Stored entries
□ □ □ □ □
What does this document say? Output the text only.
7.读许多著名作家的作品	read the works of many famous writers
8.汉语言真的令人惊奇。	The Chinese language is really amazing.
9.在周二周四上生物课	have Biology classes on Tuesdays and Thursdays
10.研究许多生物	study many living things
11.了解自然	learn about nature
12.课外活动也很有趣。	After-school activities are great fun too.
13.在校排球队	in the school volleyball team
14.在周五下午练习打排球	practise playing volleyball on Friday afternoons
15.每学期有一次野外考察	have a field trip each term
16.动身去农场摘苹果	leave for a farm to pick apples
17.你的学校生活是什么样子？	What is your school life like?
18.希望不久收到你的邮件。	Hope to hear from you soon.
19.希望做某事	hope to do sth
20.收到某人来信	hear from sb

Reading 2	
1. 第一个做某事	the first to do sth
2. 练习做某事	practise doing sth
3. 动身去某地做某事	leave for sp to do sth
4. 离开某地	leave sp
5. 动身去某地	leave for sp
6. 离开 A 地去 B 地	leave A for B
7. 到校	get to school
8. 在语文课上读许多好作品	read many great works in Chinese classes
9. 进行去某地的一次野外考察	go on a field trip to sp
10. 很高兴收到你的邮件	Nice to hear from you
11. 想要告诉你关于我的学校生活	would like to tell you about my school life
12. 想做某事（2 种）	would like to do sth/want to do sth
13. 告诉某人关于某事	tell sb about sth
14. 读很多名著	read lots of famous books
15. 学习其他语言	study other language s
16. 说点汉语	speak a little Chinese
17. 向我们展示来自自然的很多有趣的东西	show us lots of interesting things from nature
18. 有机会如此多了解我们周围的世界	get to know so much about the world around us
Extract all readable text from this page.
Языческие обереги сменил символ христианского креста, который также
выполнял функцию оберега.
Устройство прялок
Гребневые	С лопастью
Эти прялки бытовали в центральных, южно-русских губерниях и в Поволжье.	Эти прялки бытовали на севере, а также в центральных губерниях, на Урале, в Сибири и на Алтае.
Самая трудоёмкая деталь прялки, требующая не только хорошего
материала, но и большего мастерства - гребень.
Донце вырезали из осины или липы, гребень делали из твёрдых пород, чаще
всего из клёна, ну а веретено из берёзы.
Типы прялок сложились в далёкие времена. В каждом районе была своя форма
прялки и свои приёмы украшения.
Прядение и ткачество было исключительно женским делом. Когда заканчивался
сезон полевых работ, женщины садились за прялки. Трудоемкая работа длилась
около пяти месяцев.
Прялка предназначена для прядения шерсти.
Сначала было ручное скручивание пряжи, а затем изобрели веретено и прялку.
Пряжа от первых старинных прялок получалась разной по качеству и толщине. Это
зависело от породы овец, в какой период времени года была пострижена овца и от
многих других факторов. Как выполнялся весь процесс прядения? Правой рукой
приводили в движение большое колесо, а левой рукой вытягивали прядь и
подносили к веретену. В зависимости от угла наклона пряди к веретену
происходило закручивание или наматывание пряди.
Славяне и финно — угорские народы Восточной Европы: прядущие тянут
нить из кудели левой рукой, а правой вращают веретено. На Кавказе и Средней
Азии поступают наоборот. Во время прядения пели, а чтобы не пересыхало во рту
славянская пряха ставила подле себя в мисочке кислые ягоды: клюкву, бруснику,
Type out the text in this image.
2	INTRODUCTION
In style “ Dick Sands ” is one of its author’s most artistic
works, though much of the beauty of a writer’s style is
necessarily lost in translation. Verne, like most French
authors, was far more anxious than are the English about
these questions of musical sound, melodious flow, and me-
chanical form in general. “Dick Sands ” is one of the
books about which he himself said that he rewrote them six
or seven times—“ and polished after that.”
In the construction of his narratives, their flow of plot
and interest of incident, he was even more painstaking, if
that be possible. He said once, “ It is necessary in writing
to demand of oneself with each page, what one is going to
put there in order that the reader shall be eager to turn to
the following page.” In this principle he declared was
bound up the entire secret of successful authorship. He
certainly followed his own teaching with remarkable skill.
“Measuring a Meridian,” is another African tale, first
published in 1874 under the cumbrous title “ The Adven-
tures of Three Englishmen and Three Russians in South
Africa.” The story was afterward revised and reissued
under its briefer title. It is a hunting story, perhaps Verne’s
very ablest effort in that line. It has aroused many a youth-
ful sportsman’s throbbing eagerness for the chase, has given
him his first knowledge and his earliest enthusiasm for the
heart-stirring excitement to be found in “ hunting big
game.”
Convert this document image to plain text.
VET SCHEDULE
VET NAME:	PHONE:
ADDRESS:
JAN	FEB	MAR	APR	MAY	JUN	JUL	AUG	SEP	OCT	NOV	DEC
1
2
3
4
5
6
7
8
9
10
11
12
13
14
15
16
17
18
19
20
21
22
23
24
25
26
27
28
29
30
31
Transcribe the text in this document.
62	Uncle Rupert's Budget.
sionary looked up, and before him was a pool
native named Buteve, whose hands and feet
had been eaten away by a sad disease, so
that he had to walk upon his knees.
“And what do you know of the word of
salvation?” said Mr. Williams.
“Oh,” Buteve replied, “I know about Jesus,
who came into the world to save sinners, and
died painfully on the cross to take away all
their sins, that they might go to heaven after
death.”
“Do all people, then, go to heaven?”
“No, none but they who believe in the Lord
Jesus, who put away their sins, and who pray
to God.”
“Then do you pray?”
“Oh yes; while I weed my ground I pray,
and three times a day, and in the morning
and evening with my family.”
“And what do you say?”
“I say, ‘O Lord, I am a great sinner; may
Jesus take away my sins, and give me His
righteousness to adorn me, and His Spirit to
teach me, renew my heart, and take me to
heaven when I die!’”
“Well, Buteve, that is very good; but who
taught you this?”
□ □ □ □ □
• Task statement: Using the listing above, locate the lines that hold "прялки" and copy each one.

• Result of this exercise:
Эти прялки бытовали в центральных, южно-русских губерниях и в Поволжье.	Эти прялки бытовали на севере, а также в центральных губерниях, на Урале, в Сибири и на Алтае.
Самая трудоёмкая деталь прялки, требующая не только хорошего
прялки и свои приёмы украшения.
сезон полевых работ, женщины садились за прялки. Трудоемкая работа длилась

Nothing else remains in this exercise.